# The problem:
Find the line containing "What text is on this page?", then return it and every line after it through the end of the records, exactly. Leave out pictures.
**** Given records
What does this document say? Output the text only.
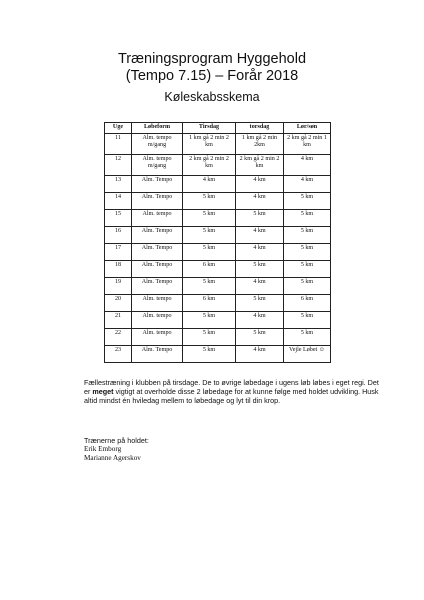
Træningsprogram Hyggehold
(Tempo 7.15) – Forår 2018
Køleskabsskema
Uge	Løbeform	Tirsdag	torsdag	Lør/søn
11	Alm. tempo m/gang	1 km gå 2 min 2 km	1 km gå 2 min 2km	2 km gå 2 min 1 km
12	Alm. tempo m/gang	2 km gå 2 min 2 km	2 km gå 2 min 2 km	4 km
13	Alm. Tempo	4 km	4 km	4 km
14	Alm. Tempo	5 km	4 km	5 km
15	Alm. tempo	5 km	5 km	5 km
16	Alm. Tempo	5 km	4 km	5 km
17	Alm. Tempo	5 km	4 km	5 km
18	Alm. Tempo	6 km	5 km	5 km
19	Alm. Tempo	5 km	4 km	5 km
20	Alm. tempo	6 km	5 km	6 km
21	Alm. tempo	5 km	4 km	5 km
22	Alm. tempo	5 km	5 km	5 km
23	Alm. Tempo	5 km	4 km	Vejle Løbet ☺
Fællestræning i klubben på tirsdage. De to øvrige løbedage i ugens løb løbes i eget regi. Det er meget vigtigt at overholde disse 2 løbedage for at kunne følge med holdet udvikling. Husk altid mindst én hviledag mellem to løbedage og lyt til din krop.
Trænerne på holdet:
Erik Emborg
Marianne Agerskov
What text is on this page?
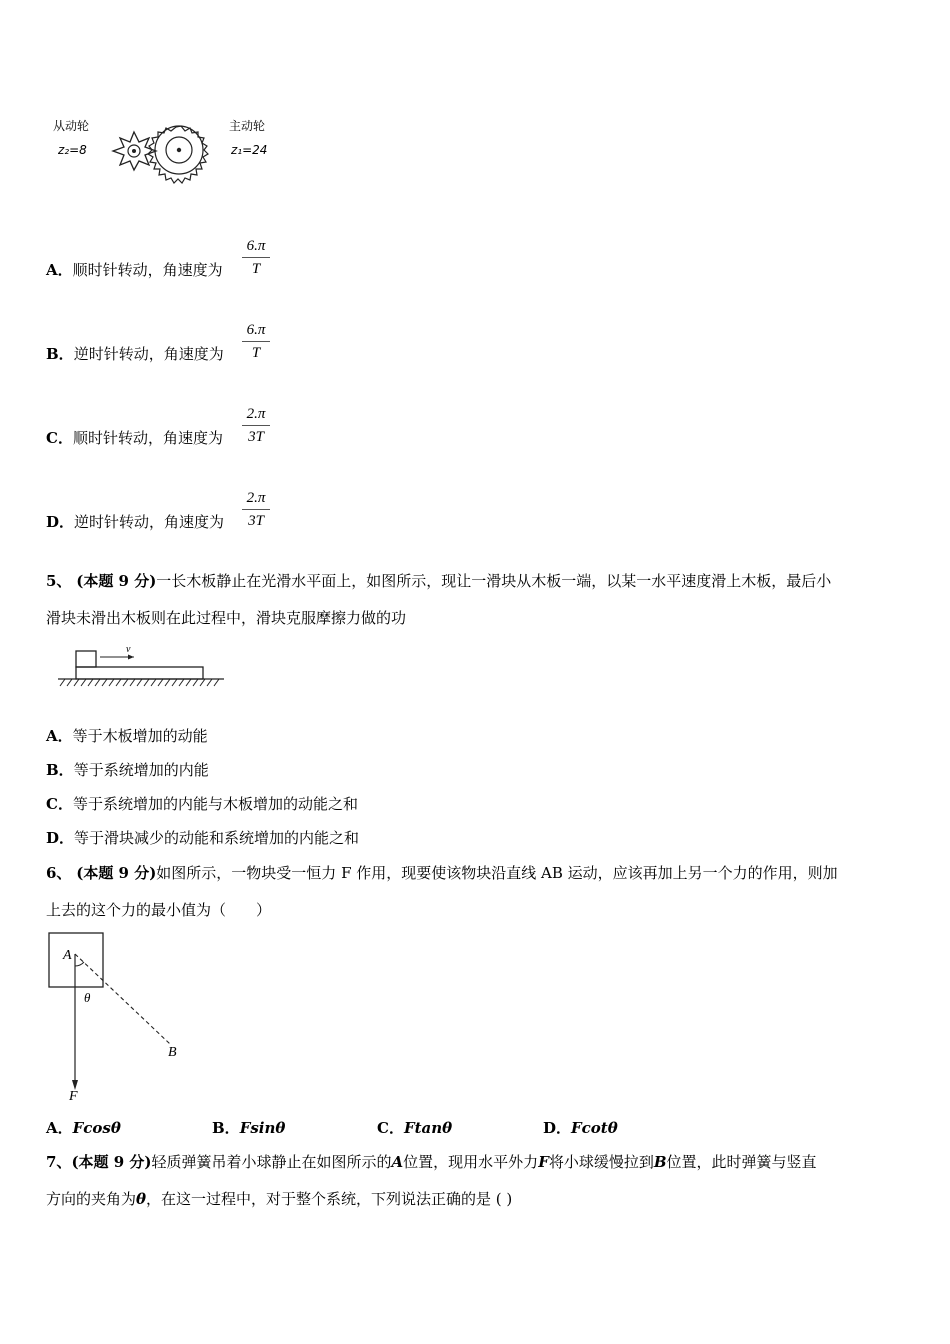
从动轮
z₂=8
主动轮
z₁=24
A．顺时针转动，角速度为
6.π
T
B．逆时针转动，角速度为
6.π
T
C．顺时针转动，角速度为
2.π
3T
D．逆时针转动，角速度为
2.π
3T
5、 (本题 9 分)一长木板静止在光滑水平面上，如图所示，现让一滑块从木板一端，以某一水平速度滑上木板，最后小
滑块未滑出木板则在此过程中，滑块克服摩擦力做的功
v
A．等于木板增加的动能
B．等于系统增加的内能
C．等于系统增加的内能与木板增加的动能之和
D．等于滑块减少的动能和系统增加的内能之和
6、 (本题 9 分)如图所示，一物块受一恒力 F 作用，现要使该物块沿直线 AB 运动，应该再加上另一个力的作用，则加
上去的这个力的最小值为（　　）
A
θ
B
F
A．Fcosθ	B．Fsinθ	C．Ftanθ	D．Fcotθ
7、(本题 9 分)轻质弹簧吊着小球静止在如图所示的A位置，现用水平外力F将小球缓慢拉到B位置，此时弹簧与竖直
方向的夹角为θ，在这一过程中，对于整个系统，下列说法正确的是 ( )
********
# Correct result:
What text is on this page?
从动轮
z₂=8
主动轮
z₁=24
A．顺时针转动，角速度为
6.π
T
B．逆时针转动，角速度为
6.π
T
C．顺时针转动，角速度为
2.π
3T
D．逆时针转动，角速度为
2.π
3T
5、 (本题 9 分)一长木板静止在光滑水平面上，如图所示，现让一滑块从木板一端，以某一水平速度滑上木板，最后小
滑块未滑出木板则在此过程中，滑块克服摩擦力做的功
v
A．等于木板增加的动能
B．等于系统增加的内能
C．等于系统增加的内能与木板增加的动能之和
D．等于滑块减少的动能和系统增加的内能之和
6、 (本题 9 分)如图所示，一物块受一恒力 F 作用，现要使该物块沿直线 AB 运动，应该再加上另一个力的作用，则加
上去的这个力的最小值为（　　）
A
θ
B
F
A．Fcosθ	B．Fsinθ	C．Ftanθ	D．Fcotθ
7、(本题 9 分)轻质弹簧吊着小球静止在如图所示的A位置，现用水平外力F将小球缓慢拉到B位置，此时弹簧与竖直
方向的夹角为θ，在这一过程中，对于整个系统，下列说法正确的是 ( )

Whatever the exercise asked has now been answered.